AIM: Copy the lines that follow, keeping every character the same.

SUPPLIED MATERIAL:
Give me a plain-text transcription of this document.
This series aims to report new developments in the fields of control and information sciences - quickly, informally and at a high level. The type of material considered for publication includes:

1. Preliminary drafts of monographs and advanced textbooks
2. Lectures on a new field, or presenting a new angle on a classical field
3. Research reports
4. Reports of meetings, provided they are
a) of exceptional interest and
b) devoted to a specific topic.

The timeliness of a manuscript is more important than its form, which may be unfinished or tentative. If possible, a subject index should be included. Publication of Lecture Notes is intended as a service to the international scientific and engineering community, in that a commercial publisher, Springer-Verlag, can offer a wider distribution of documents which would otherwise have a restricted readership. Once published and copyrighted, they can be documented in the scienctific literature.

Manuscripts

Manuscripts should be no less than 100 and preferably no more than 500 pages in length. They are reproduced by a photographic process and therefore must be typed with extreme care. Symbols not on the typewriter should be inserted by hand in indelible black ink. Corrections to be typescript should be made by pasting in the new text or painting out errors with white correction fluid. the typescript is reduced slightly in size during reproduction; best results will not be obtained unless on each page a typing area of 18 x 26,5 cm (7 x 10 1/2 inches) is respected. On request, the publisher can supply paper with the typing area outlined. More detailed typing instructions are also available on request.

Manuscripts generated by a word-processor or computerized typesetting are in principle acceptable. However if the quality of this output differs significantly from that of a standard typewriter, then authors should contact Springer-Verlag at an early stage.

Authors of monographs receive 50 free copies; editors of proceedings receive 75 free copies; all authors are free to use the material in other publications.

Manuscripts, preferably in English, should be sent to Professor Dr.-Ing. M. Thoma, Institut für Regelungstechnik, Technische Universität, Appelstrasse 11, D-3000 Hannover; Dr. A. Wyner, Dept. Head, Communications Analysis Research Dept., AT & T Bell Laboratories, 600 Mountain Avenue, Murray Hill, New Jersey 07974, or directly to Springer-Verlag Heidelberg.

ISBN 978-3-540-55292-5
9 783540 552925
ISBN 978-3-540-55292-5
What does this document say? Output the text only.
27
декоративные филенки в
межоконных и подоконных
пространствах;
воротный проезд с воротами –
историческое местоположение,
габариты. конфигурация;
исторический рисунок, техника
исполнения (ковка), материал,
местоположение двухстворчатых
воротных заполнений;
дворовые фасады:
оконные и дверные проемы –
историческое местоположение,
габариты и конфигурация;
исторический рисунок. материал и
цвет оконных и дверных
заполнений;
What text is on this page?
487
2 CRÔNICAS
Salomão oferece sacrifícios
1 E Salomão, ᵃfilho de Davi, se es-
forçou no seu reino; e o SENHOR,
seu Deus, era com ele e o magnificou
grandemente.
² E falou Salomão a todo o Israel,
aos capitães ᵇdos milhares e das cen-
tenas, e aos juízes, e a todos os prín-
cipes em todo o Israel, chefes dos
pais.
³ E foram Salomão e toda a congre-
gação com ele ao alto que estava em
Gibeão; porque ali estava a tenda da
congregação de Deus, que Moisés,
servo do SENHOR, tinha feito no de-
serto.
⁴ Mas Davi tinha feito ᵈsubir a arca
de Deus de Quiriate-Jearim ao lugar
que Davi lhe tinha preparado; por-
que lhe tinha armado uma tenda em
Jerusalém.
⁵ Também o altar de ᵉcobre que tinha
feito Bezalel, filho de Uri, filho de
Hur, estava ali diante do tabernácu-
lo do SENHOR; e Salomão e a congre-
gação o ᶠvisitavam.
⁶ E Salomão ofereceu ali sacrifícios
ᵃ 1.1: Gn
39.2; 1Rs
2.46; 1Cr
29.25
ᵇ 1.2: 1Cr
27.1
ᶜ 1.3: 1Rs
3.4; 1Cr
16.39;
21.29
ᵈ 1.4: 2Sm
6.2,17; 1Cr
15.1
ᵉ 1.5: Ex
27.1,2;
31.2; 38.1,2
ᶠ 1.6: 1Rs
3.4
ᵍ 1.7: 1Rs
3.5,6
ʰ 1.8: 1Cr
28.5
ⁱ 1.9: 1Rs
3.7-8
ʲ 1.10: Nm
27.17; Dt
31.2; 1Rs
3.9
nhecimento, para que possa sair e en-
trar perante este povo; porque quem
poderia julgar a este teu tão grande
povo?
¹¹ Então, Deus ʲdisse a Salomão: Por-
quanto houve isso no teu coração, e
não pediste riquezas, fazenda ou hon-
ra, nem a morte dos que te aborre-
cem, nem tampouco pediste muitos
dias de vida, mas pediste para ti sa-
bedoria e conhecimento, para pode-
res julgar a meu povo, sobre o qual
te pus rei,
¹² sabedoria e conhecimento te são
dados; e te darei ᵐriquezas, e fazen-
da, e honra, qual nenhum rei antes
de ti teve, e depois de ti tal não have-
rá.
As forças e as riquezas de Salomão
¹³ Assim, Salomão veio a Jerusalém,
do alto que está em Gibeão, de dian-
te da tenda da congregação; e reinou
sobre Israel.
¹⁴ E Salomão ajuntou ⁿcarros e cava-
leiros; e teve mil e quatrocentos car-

RESULT OF THE EXERCISE:
Give me a plain-text transcription of this document.
This series aims to report new developments in the fields of control and information sciences - quickly, informally and at a high level. The type of material considered for publication includes:

1. Preliminary drafts of monographs and advanced textbooks
2. Lectures on a new field, or presenting a new angle on a classical field
3. Research reports
4. Reports of meetings, provided they are
a) of exceptional interest and
b) devoted to a specific topic.

The timeliness of a manuscript is more important than its form, which may be unfinished or tentative. If possible, a subject index should be included. Publication of Lecture Notes is intended as a service to the international scientific and engineering community, in that a commercial publisher, Springer-Verlag, can offer a wider distribution of documents which would otherwise have a restricted readership. Once published and copyrighted, they can be documented in the scienctific literature.

Manuscripts

Manuscripts should be no less than 100 and preferably no more than 500 pages in length. They are reproduced by a photographic process and therefore must be typed with extreme care. Symbols not on the typewriter should be inserted by hand in indelible black ink. Corrections to be typescript should be made by pasting in the new text or painting out errors with white correction fluid. the typescript is reduced slightly in size during reproduction; best results will not be obtained unless on each page a typing area of 18 x 26,5 cm (7 x 10 1/2 inches) is respected. On request, the publisher can supply paper with the typing area outlined. More detailed typing instructions are also available on request.

Manuscripts generated by a word-processor or computerized typesetting are in principle acceptable. However if the quality of this output differs significantly from that of a standard typewriter, then authors should contact Springer-Verlag at an early stage.

Authors of monographs receive 50 free copies; editors of proceedings receive 75 free copies; all authors are free to use the material in other publications.

Manuscripts, preferably in English, should be sent to Professor Dr.-Ing. M. Thoma, Institut für Regelungstechnik, Technische Universität, Appelstrasse 11, D-3000 Hannover; Dr. A. Wyner, Dept. Head, Communications Analysis Research Dept., AT & T Bell Laboratories, 600 Mountain Avenue, Murray Hill, New Jersey 07974, or directly to Springer-Verlag Heidelberg.

ISBN 978-3-540-55292-5
9 783540 552925
ISBN 978-3-540-55292-5
What does this document say? Output the text only.
27
декоративные филенки в
межоконных и подоконных
пространствах;
воротный проезд с воротами –
историческое местоположение,
габариты. конфигурация;
исторический рисунок, техника
исполнения (ковка), материал,
местоположение двухстворчатых
воротных заполнений;
дворовые фасады:
оконные и дверные проемы –
историческое местоположение,
габариты и конфигурация;
исторический рисунок. материал и
цвет оконных и дверных
заполнений;
What text is on this page?
487
2 CRÔNICAS
Salomão oferece sacrifícios
1 E Salomão, ᵃfilho de Davi, se es-
forçou no seu reino; e o SENHOR,
seu Deus, era com ele e o magnificou
grandemente.
² E falou Salomão a todo o Israel,
aos capitães ᵇdos milhares e das cen-
tenas, e aos juízes, e a todos os prín-
cipes em todo o Israel, chefes dos
pais.
³ E foram Salomão e toda a congre-
gação com ele ao alto que estava em
Gibeão; porque ali estava a tenda da
congregação de Deus, que Moisés,
servo do SENHOR, tinha feito no de-
serto.
⁴ Mas Davi tinha feito ᵈsubir a arca
de Deus de Quiriate-Jearim ao lugar
que Davi lhe tinha preparado; por-
que lhe tinha armado uma tenda em
Jerusalém.
⁵ Também o altar de ᵉcobre que tinha
feito Bezalel, filho de Uri, filho de
Hur, estava ali diante do tabernácu-
lo do SENHOR; e Salomão e a congre-
gação o ᶠvisitavam.
⁶ E Salomão ofereceu ali sacrifícios
ᵃ 1.1: Gn
39.2; 1Rs
2.46; 1Cr
29.25
ᵇ 1.2: 1Cr
27.1
ᶜ 1.3: 1Rs
3.4; 1Cr
16.39;
21.29
ᵈ 1.4: 2Sm
6.2,17; 1Cr
15.1
ᵉ 1.5: Ex
27.1,2;
31.2; 38.1,2
ᶠ 1.6: 1Rs
3.4
ᵍ 1.7: 1Rs
3.5,6
ʰ 1.8: 1Cr
28.5
ⁱ 1.9: 1Rs
3.7-8
ʲ 1.10: Nm
27.17; Dt
31.2; 1Rs
3.9
nhecimento, para que possa sair e en-
trar perante este povo; porque quem
poderia julgar a este teu tão grande
povo?
¹¹ Então, Deus ʲdisse a Salomão: Por-
quanto houve isso no teu coração, e
não pediste riquezas, fazenda ou hon-
ra, nem a morte dos que te aborre-
cem, nem tampouco pediste muitos
dias de vida, mas pediste para ti sa-
bedoria e conhecimento, para pode-
res julgar a meu povo, sobre o qual
te pus rei,
¹² sabedoria e conhecimento te são
dados; e te darei ᵐriquezas, e fazen-
da, e honra, qual nenhum rei antes
de ti teve, e depois de ti tal não have-
rá.
As forças e as riquezas de Salomão
¹³ Assim, Salomão veio a Jerusalém,
do alto que está em Gibeão, de dian-
te da tenda da congregação; e reinou
sobre Israel.
¹⁴ E Salomão ajuntou ⁿcarros e cava-
leiros; e teve mil e quatrocentos car-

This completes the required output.